> _STATED EXERCISE_: Collect each line in the records below that contains the word "Your", and copy those lines in full.

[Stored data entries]
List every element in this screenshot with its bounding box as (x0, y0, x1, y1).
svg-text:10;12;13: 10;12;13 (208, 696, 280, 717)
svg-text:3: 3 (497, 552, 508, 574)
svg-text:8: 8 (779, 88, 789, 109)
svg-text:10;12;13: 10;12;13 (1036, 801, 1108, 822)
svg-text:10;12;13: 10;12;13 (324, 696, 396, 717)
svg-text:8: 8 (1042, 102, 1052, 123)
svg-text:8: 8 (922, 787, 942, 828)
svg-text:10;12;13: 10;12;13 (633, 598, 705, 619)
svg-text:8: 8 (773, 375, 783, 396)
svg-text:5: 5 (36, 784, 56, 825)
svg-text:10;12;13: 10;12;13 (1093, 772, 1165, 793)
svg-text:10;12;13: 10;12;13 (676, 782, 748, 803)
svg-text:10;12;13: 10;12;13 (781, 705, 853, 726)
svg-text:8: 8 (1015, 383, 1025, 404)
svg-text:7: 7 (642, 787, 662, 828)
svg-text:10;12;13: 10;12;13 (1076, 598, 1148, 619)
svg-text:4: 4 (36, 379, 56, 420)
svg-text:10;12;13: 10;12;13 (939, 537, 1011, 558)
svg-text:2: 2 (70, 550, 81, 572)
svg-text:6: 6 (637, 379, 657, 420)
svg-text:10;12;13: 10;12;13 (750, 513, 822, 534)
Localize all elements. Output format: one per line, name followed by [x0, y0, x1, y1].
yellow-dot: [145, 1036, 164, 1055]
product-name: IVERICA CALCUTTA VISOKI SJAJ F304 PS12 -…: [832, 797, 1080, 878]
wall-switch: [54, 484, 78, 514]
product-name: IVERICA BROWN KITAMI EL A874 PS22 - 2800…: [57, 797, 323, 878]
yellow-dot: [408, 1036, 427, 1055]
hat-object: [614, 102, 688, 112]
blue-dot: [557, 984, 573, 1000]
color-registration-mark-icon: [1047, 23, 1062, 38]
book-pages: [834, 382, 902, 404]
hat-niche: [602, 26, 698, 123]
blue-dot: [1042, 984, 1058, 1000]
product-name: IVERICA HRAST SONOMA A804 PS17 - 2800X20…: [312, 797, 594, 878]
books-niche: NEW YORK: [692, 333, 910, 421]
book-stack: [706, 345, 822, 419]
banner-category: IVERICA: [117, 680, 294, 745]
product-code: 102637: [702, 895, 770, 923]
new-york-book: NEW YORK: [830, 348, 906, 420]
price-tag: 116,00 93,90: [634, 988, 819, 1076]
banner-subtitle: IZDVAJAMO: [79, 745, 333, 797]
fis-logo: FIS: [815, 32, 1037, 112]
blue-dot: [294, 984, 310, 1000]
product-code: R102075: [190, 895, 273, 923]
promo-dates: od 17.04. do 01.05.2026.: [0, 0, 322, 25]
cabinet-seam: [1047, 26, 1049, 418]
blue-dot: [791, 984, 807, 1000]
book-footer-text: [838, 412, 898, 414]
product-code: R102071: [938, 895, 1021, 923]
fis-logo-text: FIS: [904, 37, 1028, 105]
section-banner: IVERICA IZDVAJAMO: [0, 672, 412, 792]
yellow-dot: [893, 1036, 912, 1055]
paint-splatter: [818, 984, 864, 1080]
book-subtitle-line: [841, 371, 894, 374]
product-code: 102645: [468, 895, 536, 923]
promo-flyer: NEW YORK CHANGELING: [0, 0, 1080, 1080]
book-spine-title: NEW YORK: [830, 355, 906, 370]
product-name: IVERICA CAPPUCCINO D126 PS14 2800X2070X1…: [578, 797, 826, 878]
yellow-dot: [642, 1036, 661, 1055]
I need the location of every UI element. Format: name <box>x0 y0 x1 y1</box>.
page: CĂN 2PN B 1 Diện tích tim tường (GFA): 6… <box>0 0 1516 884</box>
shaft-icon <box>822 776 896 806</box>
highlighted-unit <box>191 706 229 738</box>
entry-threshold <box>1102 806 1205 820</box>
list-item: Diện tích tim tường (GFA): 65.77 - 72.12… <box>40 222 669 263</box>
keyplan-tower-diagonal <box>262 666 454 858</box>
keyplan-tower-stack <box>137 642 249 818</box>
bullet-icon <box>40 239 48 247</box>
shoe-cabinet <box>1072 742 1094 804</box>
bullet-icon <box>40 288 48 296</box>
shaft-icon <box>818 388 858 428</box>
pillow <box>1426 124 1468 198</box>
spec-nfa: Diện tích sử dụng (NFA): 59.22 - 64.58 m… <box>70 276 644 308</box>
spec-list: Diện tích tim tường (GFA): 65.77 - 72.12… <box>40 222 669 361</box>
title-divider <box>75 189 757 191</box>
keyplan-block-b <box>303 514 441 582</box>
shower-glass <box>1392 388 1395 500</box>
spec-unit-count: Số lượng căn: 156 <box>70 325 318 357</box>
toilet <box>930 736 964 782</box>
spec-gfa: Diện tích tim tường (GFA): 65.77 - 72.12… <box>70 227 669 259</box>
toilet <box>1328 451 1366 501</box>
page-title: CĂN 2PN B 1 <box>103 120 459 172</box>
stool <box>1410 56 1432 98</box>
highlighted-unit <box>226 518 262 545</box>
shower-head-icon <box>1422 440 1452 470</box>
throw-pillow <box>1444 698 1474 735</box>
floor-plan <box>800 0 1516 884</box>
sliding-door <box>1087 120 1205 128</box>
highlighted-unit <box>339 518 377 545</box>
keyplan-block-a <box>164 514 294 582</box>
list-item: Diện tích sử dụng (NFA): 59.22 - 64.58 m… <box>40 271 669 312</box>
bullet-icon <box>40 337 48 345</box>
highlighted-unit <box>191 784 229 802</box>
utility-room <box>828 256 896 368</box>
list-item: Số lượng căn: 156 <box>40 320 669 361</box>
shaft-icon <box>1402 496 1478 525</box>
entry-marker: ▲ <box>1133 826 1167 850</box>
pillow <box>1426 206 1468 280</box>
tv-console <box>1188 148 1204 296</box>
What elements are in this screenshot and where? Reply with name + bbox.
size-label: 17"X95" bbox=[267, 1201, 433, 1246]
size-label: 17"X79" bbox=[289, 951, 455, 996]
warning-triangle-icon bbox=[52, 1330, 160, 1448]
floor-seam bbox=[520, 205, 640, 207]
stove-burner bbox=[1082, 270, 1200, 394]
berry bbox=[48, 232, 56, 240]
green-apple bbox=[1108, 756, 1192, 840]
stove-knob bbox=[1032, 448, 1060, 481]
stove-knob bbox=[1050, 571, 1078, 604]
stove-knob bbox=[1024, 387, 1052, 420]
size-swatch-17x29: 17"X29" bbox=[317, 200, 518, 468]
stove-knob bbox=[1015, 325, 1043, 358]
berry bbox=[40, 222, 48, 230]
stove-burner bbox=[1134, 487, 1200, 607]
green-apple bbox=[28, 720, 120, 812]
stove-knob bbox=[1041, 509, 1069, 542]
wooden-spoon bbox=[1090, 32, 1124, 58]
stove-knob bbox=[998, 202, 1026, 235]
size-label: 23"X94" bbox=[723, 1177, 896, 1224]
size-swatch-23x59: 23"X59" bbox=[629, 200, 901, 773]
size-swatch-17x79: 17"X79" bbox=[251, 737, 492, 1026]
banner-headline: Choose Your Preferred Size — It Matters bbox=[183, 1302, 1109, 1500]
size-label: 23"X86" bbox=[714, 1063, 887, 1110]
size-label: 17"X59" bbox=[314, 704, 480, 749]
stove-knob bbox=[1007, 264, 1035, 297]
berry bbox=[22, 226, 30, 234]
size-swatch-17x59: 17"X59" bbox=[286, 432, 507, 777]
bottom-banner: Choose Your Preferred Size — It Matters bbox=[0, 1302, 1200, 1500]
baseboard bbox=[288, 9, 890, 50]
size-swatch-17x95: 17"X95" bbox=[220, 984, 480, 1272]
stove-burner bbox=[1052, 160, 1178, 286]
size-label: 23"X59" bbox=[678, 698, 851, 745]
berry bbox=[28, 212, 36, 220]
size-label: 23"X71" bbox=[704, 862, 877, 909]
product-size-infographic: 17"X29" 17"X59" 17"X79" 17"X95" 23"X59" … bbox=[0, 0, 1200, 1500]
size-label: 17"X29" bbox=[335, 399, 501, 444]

> _TASK ANSWER_:
banner-headline: Choose Your Preferred Size — It Matters bbox=[183, 1302, 1109, 1500]
bottom-banner: Choose Your Preferred Size — It Matters bbox=[0, 1302, 1200, 1500]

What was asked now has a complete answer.